◆ DATASET ENTRIES:
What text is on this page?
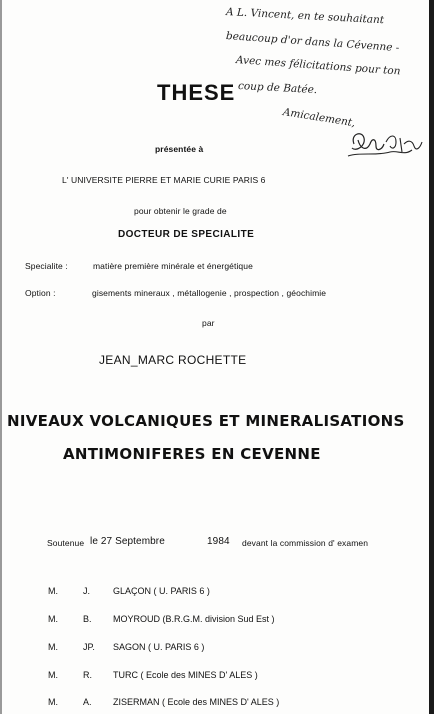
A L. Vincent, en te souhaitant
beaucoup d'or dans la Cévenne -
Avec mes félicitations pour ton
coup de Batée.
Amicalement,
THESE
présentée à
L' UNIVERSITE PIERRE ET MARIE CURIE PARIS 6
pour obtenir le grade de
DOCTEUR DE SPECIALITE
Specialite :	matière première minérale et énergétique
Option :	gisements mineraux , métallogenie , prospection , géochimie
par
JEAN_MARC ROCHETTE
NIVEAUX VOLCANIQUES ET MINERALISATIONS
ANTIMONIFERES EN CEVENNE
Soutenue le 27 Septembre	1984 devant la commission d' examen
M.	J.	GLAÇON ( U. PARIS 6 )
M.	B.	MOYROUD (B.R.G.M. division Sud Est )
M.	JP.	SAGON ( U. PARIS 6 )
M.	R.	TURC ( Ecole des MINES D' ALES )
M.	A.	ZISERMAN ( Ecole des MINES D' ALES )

...

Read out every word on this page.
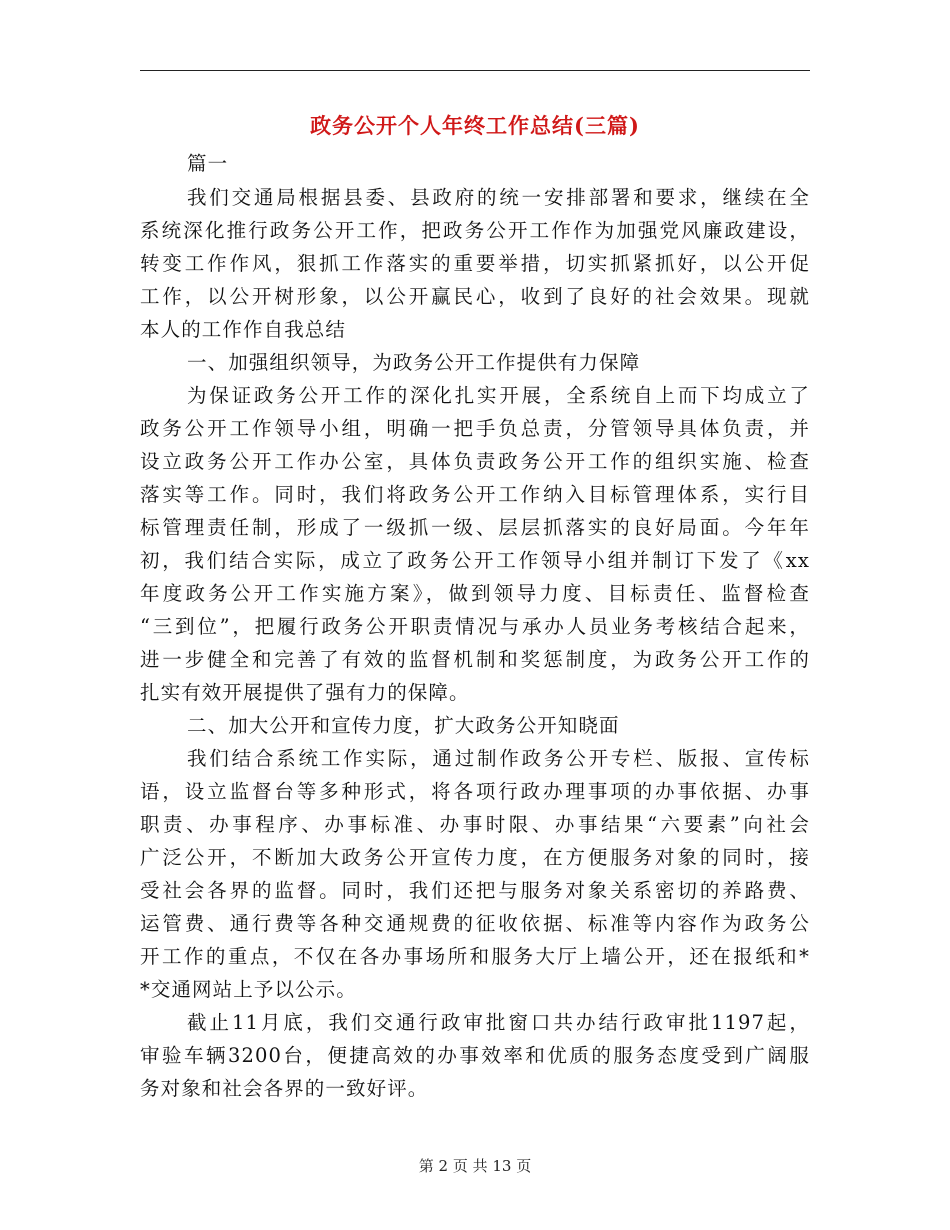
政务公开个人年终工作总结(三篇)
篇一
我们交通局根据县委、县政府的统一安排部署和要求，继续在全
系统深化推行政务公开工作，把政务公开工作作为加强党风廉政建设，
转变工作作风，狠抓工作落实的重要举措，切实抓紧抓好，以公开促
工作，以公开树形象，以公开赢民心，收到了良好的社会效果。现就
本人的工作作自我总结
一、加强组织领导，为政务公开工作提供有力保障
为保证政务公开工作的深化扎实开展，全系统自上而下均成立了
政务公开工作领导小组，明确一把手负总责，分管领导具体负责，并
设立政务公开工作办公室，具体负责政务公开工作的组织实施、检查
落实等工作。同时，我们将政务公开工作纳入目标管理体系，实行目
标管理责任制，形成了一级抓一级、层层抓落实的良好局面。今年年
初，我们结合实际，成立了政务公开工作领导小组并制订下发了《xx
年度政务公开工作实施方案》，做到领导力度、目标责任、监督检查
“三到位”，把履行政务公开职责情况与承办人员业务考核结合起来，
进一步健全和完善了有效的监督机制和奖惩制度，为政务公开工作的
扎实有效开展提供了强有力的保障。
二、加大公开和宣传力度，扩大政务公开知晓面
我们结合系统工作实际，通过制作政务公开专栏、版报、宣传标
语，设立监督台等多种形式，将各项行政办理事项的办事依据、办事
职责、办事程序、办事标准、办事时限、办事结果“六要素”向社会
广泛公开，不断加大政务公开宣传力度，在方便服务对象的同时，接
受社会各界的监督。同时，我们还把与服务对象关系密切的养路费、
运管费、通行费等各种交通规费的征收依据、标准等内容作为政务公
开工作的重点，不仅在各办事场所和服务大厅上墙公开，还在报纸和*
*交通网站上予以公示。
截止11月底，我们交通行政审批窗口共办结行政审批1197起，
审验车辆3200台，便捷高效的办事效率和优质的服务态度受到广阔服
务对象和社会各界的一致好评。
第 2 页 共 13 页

◆ PROBLEM TO SOLVE: What is the number of lines in the records that contain "this"? Give that number only.

◆ COMPLETED EXERCISE: 2